— start of Extracted entries —
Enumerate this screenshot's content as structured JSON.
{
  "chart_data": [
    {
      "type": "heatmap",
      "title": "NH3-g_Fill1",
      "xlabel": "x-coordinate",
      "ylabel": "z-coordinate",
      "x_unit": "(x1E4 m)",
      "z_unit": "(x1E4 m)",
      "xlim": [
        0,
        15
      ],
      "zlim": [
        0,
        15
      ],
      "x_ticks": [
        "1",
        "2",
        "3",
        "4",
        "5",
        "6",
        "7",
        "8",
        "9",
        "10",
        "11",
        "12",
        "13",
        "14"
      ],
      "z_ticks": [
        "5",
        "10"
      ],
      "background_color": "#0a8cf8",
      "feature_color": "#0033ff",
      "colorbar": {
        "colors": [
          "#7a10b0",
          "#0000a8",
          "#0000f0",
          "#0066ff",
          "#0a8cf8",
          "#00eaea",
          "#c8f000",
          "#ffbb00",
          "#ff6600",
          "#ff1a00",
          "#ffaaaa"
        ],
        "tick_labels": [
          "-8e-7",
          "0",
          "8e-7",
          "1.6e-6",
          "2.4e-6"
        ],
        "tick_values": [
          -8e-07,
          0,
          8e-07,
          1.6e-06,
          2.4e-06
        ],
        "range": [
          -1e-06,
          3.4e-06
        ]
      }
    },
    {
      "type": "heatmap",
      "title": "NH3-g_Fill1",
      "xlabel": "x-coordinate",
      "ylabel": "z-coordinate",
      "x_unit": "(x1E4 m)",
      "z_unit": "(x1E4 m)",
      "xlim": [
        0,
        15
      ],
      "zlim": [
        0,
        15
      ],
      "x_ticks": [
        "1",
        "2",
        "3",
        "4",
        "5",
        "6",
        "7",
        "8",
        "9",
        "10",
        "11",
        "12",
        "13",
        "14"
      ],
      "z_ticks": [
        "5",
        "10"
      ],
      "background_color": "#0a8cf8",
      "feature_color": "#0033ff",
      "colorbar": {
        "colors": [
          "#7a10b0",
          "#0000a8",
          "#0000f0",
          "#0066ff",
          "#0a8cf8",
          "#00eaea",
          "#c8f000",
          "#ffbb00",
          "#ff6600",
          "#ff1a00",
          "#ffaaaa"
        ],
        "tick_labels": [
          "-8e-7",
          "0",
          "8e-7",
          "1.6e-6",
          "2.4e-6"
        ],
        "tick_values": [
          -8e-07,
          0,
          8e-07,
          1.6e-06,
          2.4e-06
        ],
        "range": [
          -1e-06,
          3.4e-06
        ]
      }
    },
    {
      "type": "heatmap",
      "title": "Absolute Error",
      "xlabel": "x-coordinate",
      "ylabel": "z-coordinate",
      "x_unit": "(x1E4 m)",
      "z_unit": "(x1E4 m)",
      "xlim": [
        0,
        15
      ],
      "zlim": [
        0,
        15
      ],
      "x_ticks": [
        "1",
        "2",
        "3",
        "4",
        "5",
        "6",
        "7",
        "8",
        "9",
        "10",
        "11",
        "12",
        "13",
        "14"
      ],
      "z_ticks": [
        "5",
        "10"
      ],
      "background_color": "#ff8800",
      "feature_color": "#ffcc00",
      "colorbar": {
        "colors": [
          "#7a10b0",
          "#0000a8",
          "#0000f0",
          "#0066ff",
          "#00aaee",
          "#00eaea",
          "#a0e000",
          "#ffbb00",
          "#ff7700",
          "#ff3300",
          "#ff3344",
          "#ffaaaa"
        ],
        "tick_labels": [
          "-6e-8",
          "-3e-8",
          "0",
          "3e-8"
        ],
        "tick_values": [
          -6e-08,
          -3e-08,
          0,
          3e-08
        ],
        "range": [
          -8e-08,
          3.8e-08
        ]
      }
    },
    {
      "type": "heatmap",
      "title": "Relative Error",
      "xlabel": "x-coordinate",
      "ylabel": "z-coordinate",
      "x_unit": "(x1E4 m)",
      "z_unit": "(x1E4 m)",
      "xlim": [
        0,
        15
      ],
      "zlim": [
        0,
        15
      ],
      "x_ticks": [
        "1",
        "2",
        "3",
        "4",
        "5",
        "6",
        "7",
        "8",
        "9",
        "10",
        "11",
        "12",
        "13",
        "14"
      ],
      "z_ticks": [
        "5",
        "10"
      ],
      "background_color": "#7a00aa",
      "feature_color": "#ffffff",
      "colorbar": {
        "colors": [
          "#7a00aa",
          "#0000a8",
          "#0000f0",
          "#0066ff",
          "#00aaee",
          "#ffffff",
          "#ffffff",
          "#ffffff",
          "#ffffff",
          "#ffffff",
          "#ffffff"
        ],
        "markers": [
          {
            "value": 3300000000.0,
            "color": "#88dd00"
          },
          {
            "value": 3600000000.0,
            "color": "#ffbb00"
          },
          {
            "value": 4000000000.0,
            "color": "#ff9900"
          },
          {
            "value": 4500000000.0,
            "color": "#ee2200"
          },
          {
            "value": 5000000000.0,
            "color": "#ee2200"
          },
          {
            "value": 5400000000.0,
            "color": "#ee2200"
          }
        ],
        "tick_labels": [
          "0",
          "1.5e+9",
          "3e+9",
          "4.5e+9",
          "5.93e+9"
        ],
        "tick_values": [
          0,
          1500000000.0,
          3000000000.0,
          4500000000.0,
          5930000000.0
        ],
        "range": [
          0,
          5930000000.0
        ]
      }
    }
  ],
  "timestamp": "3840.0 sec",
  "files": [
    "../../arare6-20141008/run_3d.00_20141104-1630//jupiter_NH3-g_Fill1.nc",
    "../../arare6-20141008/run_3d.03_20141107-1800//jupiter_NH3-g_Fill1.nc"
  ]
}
— end of Extracted entries —
• **Instructions for the task**
Faithfully reproduce all of the records, character for character.

• **Task result**
Enumerate this screenshot's content as structured JSON.
{
  "chart_data": [
    {
      "type": "heatmap",
      "title": "NH3-g_Fill1",
      "xlabel": "x-coordinate",
      "ylabel": "z-coordinate",
      "x_unit": "(x1E4 m)",
      "z_unit": "(x1E4 m)",
      "xlim": [
        0,
        15
      ],
      "zlim": [
        0,
        15
      ],
      "x_ticks": [
        "1",
        "2",
        "3",
        "4",
        "5",
        "6",
        "7",
        "8",
        "9",
        "10",
        "11",
        "12",
        "13",
        "14"
      ],
      "z_ticks": [
        "5",
        "10"
      ],
      "background_color": "#0a8cf8",
      "feature_color": "#0033ff",
      "colorbar": {
        "colors": [
          "#7a10b0",
          "#0000a8",
          "#0000f0",
          "#0066ff",
          "#0a8cf8",
          "#00eaea",
          "#c8f000",
          "#ffbb00",
          "#ff6600",
          "#ff1a00",
          "#ffaaaa"
        ],
        "tick_labels": [
          "-8e-7",
          "0",
          "8e-7",
          "1.6e-6",
          "2.4e-6"
        ],
        "tick_values": [
          -8e-07,
          0,
          8e-07,
          1.6e-06,
          2.4e-06
        ],
        "range": [
          -1e-06,
          3.4e-06
        ]
      }
    },
    {
      "type": "heatmap",
      "title": "NH3-g_Fill1",
      "xlabel": "x-coordinate",
      "ylabel": "z-coordinate",
      "x_unit": "(x1E4 m)",
      "z_unit": "(x1E4 m)",
      "xlim": [
        0,
        15
      ],
      "zlim": [
        0,
        15
      ],
      "x_ticks": [
        "1",
        "2",
        "3",
        "4",
        "5",
        "6",
        "7",
        "8",
        "9",
        "10",
        "11",
        "12",
        "13",
        "14"
      ],
      "z_ticks": [
        "5",
        "10"
      ],
      "background_color": "#0a8cf8",
      "feature_color": "#0033ff",
      "colorbar": {
        "colors": [
          "#7a10b0",
          "#0000a8",
          "#0000f0",
          "#0066ff",
          "#0a8cf8",
          "#00eaea",
          "#c8f000",
          "#ffbb00",
          "#ff6600",
          "#ff1a00",
          "#ffaaaa"
        ],
        "tick_labels": [
          "-8e-7",
          "0",
          "8e-7",
          "1.6e-6",
          "2.4e-6"
        ],
        "tick_values": [
          -8e-07,
          0,
          8e-07,
          1.6e-06,
          2.4e-06
        ],
        "range": [
          -1e-06,
          3.4e-06
        ]
      }
    },
    {
      "type": "heatmap",
      "title": "Absolute Error",
      "xlabel": "x-coordinate",
      "ylabel": "z-coordinate",
      "x_unit": "(x1E4 m)",
      "z_unit": "(x1E4 m)",
      "xlim": [
        0,
        15
      ],
      "zlim": [
        0,
        15
      ],
      "x_ticks": [
        "1",
        "2",
        "3",
        "4",
        "5",
        "6",
        "7",
        "8",
        "9",
        "10",
        "11",
        "12",
        "13",
        "14"
      ],
      "z_ticks": [
        "5",
        "10"
      ],
      "background_color": "#ff8800",
      "feature_color": "#ffcc00",
      "colorbar": {
        "colors": [
          "#7a10b0",
          "#0000a8",
          "#0000f0",
          "#0066ff",
          "#00aaee",
          "#00eaea",
          "#a0e000",
          "#ffbb00",
          "#ff7700",
          "#ff3300",
          "#ff3344",
          "#ffaaaa"
        ],
        "tick_labels": [
          "-6e-8",
          "-3e-8",
          "0",
          "3e-8"
        ],
        "tick_values": [
          -6e-08,
          -3e-08,
          0,
          3e-08
        ],
        "range": [
          -8e-08,
          3.8e-08
        ]
      }
    },
    {
      "type": "heatmap",
      "title": "Relative Error",
      "xlabel": "x-coordinate",
      "ylabel": "z-coordinate",
      "x_unit": "(x1E4 m)",
      "z_unit": "(x1E4 m)",
      "xlim": [
        0,
        15
      ],
      "zlim": [
        0,
        15
      ],
      "x_ticks": [
        "1",
        "2",
        "3",
        "4",
        "5",
        "6",
        "7",
        "8",
        "9",
        "10",
        "11",
        "12",
        "13",
        "14"
      ],
      "z_ticks": [
        "5",
        "10"
      ],
      "background_color": "#7a00aa",
      "feature_color": "#ffffff",
      "colorbar": {
        "colors": [
          "#7a00aa",
          "#0000a8",
          "#0000f0",
          "#0066ff",
          "#00aaee",
          "#ffffff",
          "#ffffff",
          "#ffffff",
          "#ffffff",
          "#ffffff",
          "#ffffff"
        ],
        "markers": [
          {
            "value": 3300000000.0,
            "color": "#88dd00"
          },
          {
            "value": 3600000000.0,
            "color": "#ffbb00"
          },
          {
            "value": 4000000000.0,
            "color": "#ff9900"
          },
          {
            "value": 4500000000.0,
            "color": "#ee2200"
          },
          {
            "value": 5000000000.0,
            "color": "#ee2200"
          },
          {
            "value": 5400000000.0,
            "color": "#ee2200"
          }
        ],
        "tick_labels": [
          "0",
          "1.5e+9",
          "3e+9",
          "4.5e+9",
          "5.93e+9"
        ],
        "tick_values": [
          0,
          1500000000.0,
          3000000000.0,
          4500000000.0,
          5930000000.0
        ],
        "range": [
          0,
          5930000000.0
        ]
      }
    }
  ],
  "timestamp": "3840.0 sec",
  "files": [
    "../../arare6-20141008/run_3d.00_20141104-1630//jupiter_NH3-g_Fill1.nc",
    "../../arare6-20141008/run_3d.03_20141107-1800//jupiter_NH3-g_Fill1.nc"
  ]
}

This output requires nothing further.